# What you will do
Search the data for the word "JSON". Reproduce every line where it is found.

--- Start Record list ---

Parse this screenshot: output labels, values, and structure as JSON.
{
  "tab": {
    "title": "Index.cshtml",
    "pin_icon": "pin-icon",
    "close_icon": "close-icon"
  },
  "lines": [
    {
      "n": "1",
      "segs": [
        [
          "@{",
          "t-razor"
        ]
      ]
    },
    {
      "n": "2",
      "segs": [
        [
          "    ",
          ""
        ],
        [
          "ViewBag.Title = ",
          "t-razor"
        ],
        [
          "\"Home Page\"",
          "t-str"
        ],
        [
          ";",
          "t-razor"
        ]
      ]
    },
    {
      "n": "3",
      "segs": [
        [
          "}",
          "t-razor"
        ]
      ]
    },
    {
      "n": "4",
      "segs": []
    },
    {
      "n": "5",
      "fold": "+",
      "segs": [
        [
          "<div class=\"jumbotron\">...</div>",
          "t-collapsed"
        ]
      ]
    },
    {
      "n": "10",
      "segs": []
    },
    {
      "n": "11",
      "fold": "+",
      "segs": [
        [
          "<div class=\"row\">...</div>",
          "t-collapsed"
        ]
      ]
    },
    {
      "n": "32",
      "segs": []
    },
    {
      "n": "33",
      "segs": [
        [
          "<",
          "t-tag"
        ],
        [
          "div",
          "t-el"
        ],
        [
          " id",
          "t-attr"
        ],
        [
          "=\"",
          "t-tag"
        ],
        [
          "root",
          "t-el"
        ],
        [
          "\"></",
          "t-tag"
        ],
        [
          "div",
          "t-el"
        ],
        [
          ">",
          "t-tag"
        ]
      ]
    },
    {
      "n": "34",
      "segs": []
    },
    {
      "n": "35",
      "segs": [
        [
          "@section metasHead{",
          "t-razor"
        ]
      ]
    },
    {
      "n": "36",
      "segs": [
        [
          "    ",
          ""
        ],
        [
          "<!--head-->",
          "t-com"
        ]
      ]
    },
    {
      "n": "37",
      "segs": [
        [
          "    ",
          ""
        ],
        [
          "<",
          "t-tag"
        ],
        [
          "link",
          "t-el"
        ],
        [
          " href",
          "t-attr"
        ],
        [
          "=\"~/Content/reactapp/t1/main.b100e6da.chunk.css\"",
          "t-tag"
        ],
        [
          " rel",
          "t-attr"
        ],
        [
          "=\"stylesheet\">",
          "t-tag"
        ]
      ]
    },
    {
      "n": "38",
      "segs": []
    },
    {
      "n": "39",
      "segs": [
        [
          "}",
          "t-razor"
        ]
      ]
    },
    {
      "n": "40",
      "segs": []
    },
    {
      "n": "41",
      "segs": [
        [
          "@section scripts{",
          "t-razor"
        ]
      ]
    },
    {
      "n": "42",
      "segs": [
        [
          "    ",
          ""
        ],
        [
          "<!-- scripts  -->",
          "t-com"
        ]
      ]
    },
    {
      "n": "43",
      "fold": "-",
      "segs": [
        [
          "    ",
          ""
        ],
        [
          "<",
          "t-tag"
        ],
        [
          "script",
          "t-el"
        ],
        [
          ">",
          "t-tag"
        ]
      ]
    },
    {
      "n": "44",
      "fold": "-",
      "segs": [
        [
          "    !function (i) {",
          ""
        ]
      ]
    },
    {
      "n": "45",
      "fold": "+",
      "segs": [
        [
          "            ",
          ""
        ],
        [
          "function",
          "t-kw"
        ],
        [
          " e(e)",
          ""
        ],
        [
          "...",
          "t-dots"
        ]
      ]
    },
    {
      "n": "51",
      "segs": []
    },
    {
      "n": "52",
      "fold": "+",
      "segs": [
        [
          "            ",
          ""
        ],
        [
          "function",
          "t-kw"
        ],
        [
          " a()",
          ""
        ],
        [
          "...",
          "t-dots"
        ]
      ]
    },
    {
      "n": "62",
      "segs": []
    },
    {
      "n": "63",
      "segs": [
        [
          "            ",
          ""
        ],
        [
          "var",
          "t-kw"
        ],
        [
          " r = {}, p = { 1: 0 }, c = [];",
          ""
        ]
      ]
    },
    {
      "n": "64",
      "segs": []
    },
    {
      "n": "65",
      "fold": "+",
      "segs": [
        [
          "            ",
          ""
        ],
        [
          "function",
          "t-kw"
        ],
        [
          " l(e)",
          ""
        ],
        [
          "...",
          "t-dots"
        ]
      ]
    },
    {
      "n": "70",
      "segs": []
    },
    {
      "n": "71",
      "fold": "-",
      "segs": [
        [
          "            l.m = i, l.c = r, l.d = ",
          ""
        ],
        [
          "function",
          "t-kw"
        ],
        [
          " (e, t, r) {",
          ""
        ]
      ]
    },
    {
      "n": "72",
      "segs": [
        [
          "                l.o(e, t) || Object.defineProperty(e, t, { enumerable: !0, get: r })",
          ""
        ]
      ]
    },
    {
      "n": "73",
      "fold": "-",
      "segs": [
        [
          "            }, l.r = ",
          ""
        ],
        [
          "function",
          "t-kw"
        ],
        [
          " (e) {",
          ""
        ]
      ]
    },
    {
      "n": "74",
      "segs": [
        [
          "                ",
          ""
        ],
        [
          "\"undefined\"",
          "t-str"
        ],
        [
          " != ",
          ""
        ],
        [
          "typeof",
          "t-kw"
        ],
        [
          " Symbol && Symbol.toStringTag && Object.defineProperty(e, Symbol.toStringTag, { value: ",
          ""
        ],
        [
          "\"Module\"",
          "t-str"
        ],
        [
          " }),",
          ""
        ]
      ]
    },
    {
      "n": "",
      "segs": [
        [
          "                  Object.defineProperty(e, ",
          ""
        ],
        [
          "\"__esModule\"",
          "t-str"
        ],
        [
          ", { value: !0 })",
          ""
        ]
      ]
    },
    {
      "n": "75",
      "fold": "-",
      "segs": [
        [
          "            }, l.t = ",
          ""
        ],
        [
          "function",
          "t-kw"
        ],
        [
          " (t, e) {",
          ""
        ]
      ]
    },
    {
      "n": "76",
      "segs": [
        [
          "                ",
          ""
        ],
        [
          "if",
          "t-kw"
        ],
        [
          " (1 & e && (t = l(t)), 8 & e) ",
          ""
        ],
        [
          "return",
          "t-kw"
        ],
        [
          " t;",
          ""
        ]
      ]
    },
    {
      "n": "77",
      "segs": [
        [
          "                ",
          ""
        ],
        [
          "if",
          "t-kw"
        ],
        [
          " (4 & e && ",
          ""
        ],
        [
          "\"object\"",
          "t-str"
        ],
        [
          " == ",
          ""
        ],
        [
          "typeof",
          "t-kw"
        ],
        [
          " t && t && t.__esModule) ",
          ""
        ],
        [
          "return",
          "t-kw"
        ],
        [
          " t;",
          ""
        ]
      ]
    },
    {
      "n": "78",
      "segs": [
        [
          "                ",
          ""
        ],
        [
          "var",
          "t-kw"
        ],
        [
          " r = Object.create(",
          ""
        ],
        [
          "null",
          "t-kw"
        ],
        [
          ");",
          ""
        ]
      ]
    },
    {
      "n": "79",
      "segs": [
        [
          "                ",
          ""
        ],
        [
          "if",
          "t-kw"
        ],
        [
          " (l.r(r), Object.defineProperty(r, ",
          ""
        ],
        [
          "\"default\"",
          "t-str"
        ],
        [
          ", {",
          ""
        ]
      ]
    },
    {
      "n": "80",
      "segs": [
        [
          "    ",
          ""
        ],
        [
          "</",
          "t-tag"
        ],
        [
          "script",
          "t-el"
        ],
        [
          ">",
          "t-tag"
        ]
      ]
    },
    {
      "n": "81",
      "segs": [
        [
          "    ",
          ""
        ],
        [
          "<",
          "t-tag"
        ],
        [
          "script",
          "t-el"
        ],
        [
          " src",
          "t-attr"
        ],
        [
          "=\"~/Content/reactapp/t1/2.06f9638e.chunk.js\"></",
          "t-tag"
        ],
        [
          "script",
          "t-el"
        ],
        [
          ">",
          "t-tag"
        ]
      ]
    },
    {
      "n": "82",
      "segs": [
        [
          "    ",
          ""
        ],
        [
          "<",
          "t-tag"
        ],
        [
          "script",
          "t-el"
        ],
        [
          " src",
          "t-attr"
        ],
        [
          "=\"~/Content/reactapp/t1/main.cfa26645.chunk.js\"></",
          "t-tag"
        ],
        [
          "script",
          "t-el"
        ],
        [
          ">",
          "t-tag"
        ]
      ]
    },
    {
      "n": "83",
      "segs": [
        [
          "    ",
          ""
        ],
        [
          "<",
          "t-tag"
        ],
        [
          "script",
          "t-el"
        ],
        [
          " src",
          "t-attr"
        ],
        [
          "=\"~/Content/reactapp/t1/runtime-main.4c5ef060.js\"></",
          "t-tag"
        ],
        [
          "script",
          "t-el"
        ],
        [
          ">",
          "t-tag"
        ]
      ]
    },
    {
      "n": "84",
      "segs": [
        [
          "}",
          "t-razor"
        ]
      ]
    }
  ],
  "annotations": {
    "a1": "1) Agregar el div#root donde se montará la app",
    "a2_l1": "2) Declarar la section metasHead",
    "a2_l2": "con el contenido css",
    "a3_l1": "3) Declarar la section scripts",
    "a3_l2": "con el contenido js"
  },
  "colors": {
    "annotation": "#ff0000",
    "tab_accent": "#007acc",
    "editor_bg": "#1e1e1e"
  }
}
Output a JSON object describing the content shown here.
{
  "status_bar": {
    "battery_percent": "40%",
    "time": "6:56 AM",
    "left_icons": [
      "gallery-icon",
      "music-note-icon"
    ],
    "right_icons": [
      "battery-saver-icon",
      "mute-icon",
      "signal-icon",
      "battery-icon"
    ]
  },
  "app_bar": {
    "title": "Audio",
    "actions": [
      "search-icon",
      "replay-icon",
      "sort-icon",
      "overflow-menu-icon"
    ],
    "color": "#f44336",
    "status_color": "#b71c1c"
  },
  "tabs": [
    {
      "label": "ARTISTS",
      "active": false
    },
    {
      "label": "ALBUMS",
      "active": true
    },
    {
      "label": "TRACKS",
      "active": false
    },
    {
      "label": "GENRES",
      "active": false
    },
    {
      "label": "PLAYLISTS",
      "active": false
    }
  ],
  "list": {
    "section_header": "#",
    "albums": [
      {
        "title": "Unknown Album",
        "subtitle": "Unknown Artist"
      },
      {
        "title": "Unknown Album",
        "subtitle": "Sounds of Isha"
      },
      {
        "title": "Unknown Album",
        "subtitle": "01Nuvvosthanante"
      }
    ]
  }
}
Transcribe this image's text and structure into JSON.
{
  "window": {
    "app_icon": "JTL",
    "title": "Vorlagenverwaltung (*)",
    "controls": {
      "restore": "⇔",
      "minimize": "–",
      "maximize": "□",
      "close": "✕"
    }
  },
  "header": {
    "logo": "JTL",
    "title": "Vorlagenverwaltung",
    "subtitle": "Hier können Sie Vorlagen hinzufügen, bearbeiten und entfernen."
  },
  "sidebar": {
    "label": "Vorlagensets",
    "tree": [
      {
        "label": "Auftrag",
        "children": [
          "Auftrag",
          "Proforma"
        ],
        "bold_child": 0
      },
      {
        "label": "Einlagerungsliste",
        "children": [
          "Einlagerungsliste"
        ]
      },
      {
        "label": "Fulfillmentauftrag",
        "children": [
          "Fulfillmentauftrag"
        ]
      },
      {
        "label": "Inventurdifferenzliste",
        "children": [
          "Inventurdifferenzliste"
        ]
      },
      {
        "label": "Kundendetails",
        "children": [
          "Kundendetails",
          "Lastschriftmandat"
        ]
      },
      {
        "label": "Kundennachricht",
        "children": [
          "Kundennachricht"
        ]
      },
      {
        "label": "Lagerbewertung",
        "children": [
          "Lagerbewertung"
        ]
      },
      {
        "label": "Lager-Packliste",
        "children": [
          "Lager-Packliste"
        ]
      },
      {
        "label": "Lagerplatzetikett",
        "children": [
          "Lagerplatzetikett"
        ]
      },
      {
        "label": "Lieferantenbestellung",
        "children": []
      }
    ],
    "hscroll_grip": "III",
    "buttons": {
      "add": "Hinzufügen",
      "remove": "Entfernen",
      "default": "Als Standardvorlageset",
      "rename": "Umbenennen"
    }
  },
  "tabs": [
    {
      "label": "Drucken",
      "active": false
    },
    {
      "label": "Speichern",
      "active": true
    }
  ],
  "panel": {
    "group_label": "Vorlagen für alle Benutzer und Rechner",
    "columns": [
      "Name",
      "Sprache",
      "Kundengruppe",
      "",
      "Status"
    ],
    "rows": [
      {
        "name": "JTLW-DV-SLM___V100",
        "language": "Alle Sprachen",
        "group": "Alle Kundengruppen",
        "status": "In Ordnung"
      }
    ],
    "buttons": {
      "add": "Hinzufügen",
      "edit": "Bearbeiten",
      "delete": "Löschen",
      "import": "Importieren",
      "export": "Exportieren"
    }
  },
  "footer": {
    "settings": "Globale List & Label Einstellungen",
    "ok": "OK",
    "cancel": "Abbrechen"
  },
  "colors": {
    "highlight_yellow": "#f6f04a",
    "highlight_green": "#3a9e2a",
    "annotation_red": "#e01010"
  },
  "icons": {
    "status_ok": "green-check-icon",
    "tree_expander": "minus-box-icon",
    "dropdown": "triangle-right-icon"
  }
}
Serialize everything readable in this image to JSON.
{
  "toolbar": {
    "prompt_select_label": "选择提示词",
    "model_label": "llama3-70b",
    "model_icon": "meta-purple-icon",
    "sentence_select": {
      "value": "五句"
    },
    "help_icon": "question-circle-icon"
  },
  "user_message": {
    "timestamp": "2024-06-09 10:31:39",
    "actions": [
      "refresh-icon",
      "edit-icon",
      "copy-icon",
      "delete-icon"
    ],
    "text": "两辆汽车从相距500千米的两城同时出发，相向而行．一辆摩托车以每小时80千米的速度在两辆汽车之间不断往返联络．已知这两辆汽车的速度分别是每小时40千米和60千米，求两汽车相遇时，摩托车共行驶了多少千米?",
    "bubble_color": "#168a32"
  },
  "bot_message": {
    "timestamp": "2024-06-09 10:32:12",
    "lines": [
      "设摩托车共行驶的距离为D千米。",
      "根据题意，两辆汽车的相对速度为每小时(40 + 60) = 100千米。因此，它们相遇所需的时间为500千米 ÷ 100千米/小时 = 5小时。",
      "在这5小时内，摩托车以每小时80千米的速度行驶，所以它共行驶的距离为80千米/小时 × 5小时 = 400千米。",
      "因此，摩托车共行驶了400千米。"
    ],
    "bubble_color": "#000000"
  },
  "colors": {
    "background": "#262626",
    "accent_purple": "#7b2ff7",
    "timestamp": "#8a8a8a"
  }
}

--- End Record list ---

# Solved exercise
Parse this screenshot: output labels, values, and structure as JSON.
Output a JSON object describing the content shown here.
Transcribe this image's text and structure into JSON.
Serialize everything readable in this image to JSON.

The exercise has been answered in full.